EXTRACTED DATA
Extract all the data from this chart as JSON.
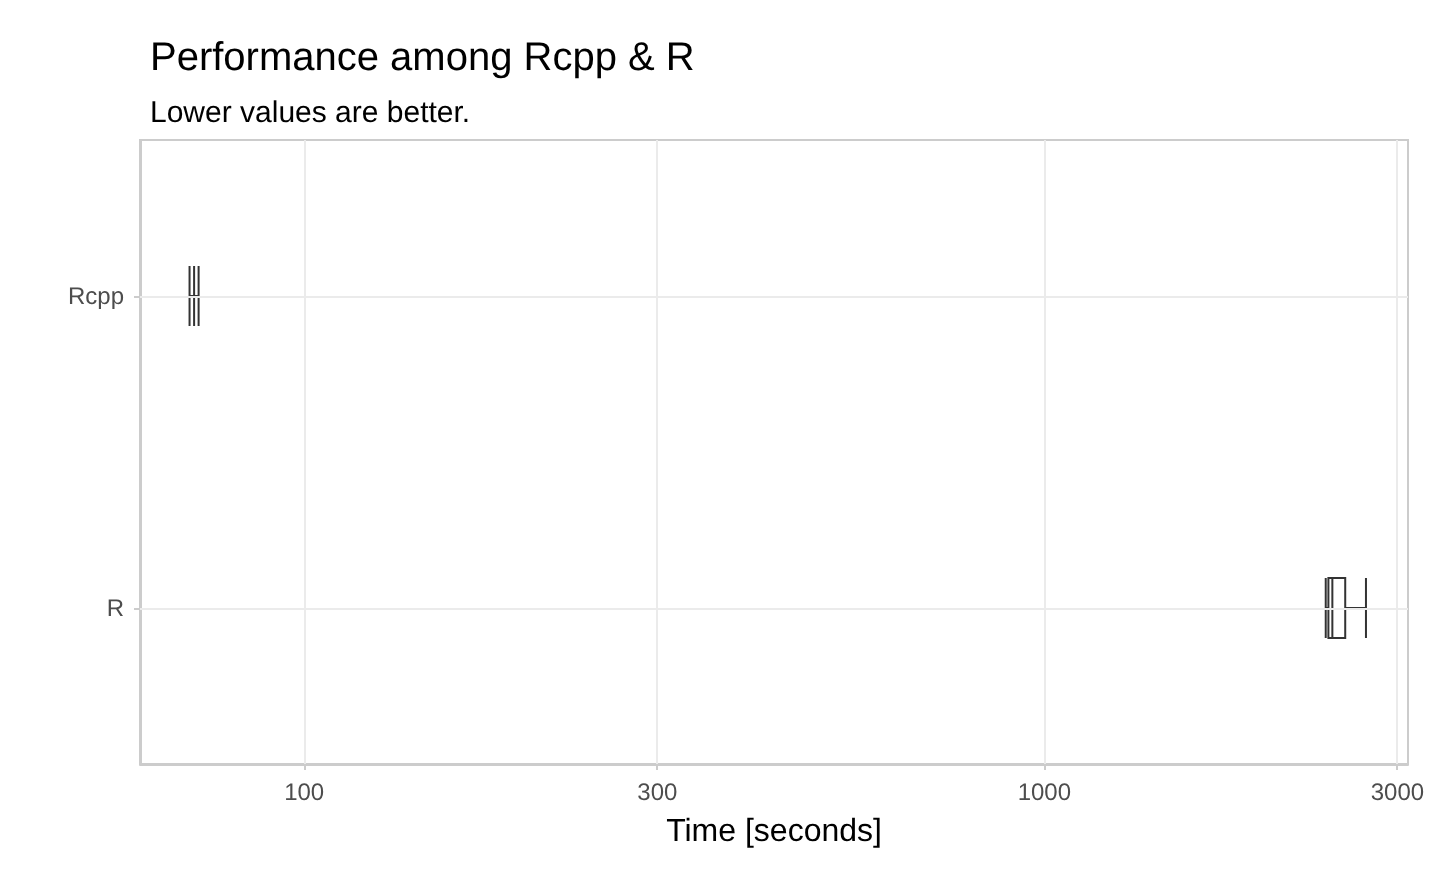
{
  "chart_data": {
    "type": "box",
    "title": "Performance among Rcpp & R",
    "subtitle": "Lower values are better.",
    "xlabel": "Time [seconds]",
    "orientation": "horizontal",
    "categories": [
      "Rcpp",
      "R"
    ],
    "boxes": [
      {
        "low": 70,
        "q1": 71,
        "median": 71,
        "q3": 71,
        "high": 72
      },
      {
        "low": 2400,
        "q1": 2420,
        "median": 2450,
        "q3": 2550,
        "high": 2720
      }
    ],
    "color": "#333333",
    "log": "x",
    "xlim": [
      60,
      3100
    ],
    "xticks": [
      100,
      300,
      1000,
      3000
    ],
    "grid": true
  }
}
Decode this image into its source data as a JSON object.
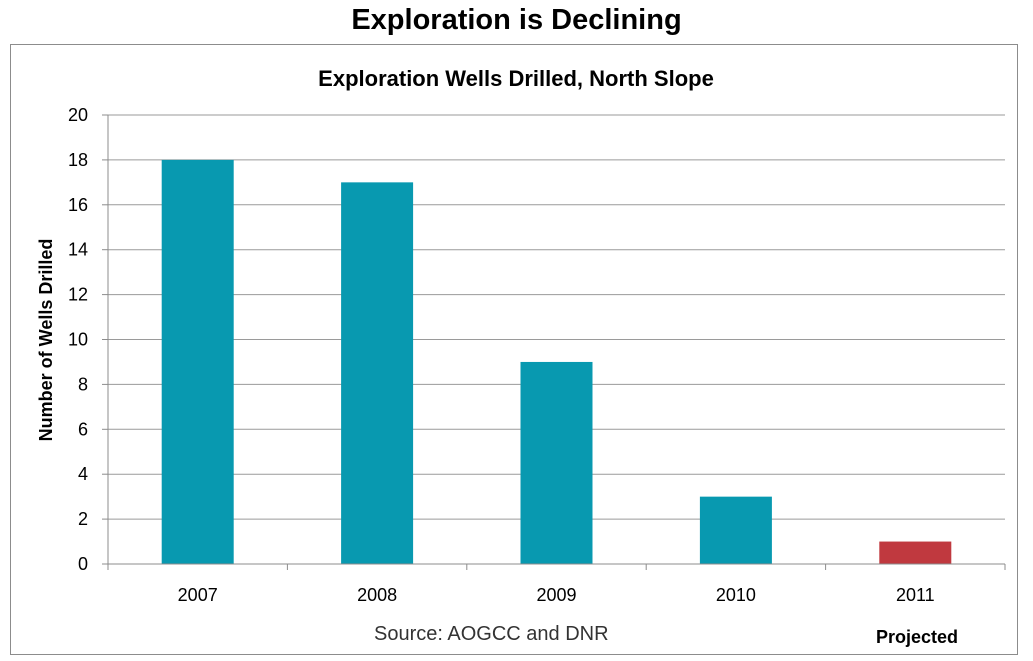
{
  "page_title": "Exploration is Declining",
  "chart_data": {
    "type": "bar",
    "title": "Exploration Wells Drilled, North Slope",
    "xlabel": "",
    "ylabel": "Number of Wells Drilled",
    "categories": [
      "2007",
      "2008",
      "2009",
      "2010",
      "2011"
    ],
    "values": [
      18,
      17,
      9,
      3,
      1
    ],
    "bar_colors": [
      "#0899b0",
      "#0899b0",
      "#0899b0",
      "#0899b0",
      "#c0393f"
    ],
    "ylim": [
      0,
      20
    ],
    "yticks": [
      0,
      2,
      4,
      6,
      8,
      10,
      12,
      14,
      16,
      18,
      20
    ],
    "grid": true,
    "source": "Source: AOGCC and DNR",
    "annotation": "Projected"
  }
}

SET PROBLEM
Filter the records, keeping only lines that contain "Exploration", and show those lines.

RESULT OF THIS TASK
  "page_title": "Exploration is Declining",
    "title": "Exploration Wells Drilled, North Slope",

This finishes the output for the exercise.